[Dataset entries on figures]
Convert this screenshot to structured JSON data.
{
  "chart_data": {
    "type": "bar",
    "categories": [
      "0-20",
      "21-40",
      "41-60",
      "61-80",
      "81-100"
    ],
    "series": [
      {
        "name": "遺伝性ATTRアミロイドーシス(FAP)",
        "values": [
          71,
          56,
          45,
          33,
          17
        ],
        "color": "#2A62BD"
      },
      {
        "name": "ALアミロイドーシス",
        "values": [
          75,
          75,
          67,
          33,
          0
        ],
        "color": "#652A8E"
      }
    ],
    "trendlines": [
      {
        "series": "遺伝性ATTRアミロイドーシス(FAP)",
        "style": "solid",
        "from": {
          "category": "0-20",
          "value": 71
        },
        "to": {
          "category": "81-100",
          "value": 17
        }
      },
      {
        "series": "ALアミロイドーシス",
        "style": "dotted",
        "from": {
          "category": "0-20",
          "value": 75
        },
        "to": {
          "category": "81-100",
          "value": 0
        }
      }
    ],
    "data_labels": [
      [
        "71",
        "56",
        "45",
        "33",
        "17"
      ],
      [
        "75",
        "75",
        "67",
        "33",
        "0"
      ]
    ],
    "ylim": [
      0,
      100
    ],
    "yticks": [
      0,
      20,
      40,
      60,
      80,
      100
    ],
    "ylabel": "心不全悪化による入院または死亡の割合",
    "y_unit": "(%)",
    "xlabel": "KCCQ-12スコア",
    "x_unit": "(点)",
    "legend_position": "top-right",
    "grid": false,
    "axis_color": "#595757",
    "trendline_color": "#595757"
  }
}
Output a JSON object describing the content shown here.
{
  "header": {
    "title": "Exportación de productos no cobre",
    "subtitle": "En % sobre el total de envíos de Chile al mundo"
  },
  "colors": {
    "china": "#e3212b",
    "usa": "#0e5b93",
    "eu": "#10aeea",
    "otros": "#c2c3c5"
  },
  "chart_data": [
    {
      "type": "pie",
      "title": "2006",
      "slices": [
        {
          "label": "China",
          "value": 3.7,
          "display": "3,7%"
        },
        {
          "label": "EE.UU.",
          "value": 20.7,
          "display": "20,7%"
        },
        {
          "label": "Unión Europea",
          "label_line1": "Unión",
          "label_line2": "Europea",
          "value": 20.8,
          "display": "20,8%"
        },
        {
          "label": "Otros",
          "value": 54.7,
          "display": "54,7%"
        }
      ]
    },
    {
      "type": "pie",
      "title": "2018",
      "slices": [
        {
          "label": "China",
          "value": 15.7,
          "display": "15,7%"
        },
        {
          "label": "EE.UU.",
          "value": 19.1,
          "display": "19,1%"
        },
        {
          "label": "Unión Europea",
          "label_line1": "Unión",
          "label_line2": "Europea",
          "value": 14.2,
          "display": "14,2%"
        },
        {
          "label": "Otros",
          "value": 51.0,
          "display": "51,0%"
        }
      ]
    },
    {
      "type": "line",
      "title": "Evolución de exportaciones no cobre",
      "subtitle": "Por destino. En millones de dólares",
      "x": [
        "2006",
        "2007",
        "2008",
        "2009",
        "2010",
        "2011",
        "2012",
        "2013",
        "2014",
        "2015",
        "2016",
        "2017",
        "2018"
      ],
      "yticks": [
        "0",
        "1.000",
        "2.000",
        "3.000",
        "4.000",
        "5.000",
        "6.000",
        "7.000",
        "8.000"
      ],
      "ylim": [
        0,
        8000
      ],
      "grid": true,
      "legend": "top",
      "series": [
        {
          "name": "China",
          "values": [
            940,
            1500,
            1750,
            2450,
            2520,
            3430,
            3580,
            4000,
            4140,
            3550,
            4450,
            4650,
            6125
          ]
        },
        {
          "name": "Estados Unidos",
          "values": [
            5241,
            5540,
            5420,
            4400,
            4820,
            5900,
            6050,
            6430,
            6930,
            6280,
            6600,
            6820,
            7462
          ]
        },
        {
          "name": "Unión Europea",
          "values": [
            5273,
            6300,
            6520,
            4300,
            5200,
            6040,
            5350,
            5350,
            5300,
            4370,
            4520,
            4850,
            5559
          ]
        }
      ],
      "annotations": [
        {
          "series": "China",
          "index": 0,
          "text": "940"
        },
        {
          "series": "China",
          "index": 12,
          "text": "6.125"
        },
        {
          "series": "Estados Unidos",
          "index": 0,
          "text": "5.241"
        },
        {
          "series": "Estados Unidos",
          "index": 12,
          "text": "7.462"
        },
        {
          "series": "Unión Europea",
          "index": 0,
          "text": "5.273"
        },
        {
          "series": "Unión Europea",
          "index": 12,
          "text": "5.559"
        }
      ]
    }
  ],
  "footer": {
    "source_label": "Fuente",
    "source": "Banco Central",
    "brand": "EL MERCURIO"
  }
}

Objective — Give an exact repetition of all the material.

Expected answer —
Convert this screenshot to structured JSON data.
{
  "chart_data": {
    "type": "bar",
    "categories": [
      "0-20",
      "21-40",
      "41-60",
      "61-80",
      "81-100"
    ],
    "series": [
      {
        "name": "遺伝性ATTRアミロイドーシス(FAP)",
        "values": [
          71,
          56,
          45,
          33,
          17
        ],
        "color": "#2A62BD"
      },
      {
        "name": "ALアミロイドーシス",
        "values": [
          75,
          75,
          67,
          33,
          0
        ],
        "color": "#652A8E"
      }
    ],
    "trendlines": [
      {
        "series": "遺伝性ATTRアミロイドーシス(FAP)",
        "style": "solid",
        "from": {
          "category": "0-20",
          "value": 71
        },
        "to": {
          "category": "81-100",
          "value": 17
        }
      },
      {
        "series": "ALアミロイドーシス",
        "style": "dotted",
        "from": {
          "category": "0-20",
          "value": 75
        },
        "to": {
          "category": "81-100",
          "value": 0
        }
      }
    ],
    "data_labels": [
      [
        "71",
        "56",
        "45",
        "33",
        "17"
      ],
      [
        "75",
        "75",
        "67",
        "33",
        "0"
      ]
    ],
    "ylim": [
      0,
      100
    ],
    "yticks": [
      0,
      20,
      40,
      60,
      80,
      100
    ],
    "ylabel": "心不全悪化による入院または死亡の割合",
    "y_unit": "(%)",
    "xlabel": "KCCQ-12スコア",
    "x_unit": "(点)",
    "legend_position": "top-right",
    "grid": false,
    "axis_color": "#595757",
    "trendline_color": "#595757"
  }
}
Output a JSON object describing the content shown here.
{
  "header": {
    "title": "Exportación de productos no cobre",
    "subtitle": "En % sobre el total de envíos de Chile al mundo"
  },
  "colors": {
    "china": "#e3212b",
    "usa": "#0e5b93",
    "eu": "#10aeea",
    "otros": "#c2c3c5"
  },
  "chart_data": [
    {
      "type": "pie",
      "title": "2006",
      "slices": [
        {
          "label": "China",
          "value": 3.7,
          "display": "3,7%"
        },
        {
          "label": "EE.UU.",
          "value": 20.7,
          "display": "20,7%"
        },
        {
          "label": "Unión Europea",
          "label_line1": "Unión",
          "label_line2": "Europea",
          "value": 20.8,
          "display": "20,8%"
        },
        {
          "label": "Otros",
          "value": 54.7,
          "display": "54,7%"
        }
      ]
    },
    {
      "type": "pie",
      "title": "2018",
      "slices": [
        {
          "label": "China",
          "value": 15.7,
          "display": "15,7%"
        },
        {
          "label": "EE.UU.",
          "value": 19.1,
          "display": "19,1%"
        },
        {
          "label": "Unión Europea",
          "label_line1": "Unión",
          "label_line2": "Europea",
          "value": 14.2,
          "display": "14,2%"
        },
        {
          "label": "Otros",
          "value": 51.0,
          "display": "51,0%"
        }
      ]
    },
    {
      "type": "line",
      "title": "Evolución de exportaciones no cobre",
      "subtitle": "Por destino. En millones de dólares",
      "x": [
        "2006",
        "2007",
        "2008",
        "2009",
        "2010",
        "2011",
        "2012",
        "2013",
        "2014",
        "2015",
        "2016",
        "2017",
        "2018"
      ],
      "yticks": [
        "0",
        "1.000",
        "2.000",
        "3.000",
        "4.000",
        "5.000",
        "6.000",
        "7.000",
        "8.000"
      ],
      "ylim": [
        0,
        8000
      ],
      "grid": true,
      "legend": "top",
      "series": [
        {
          "name": "China",
          "values": [
            940,
            1500,
            1750,
            2450,
            2520,
            3430,
            3580,
            4000,
            4140,
            3550,
            4450,
            4650,
            6125
          ]
        },
        {
          "name": "Estados Unidos",
          "values": [
            5241,
            5540,
            5420,
            4400,
            4820,
            5900,
            6050,
            6430,
            6930,
            6280,
            6600,
            6820,
            7462
          ]
        },
        {
          "name": "Unión Europea",
          "values": [
            5273,
            6300,
            6520,
            4300,
            5200,
            6040,
            5350,
            5350,
            5300,
            4370,
            4520,
            4850,
            5559
          ]
        }
      ],
      "annotations": [
        {
          "series": "China",
          "index": 0,
          "text": "940"
        },
        {
          "series": "China",
          "index": 12,
          "text": "6.125"
        },
        {
          "series": "Estados Unidos",
          "index": 0,
          "text": "5.241"
        },
        {
          "series": "Estados Unidos",
          "index": 12,
          "text": "7.462"
        },
        {
          "series": "Unión Europea",
          "index": 0,
          "text": "5.273"
        },
        {
          "series": "Unión Europea",
          "index": 12,
          "text": "5.559"
        }
      ]
    }
  ],
  "footer": {
    "source_label": "Fuente",
    "source": "Banco Central",
    "brand": "EL MERCURIO"
  }
}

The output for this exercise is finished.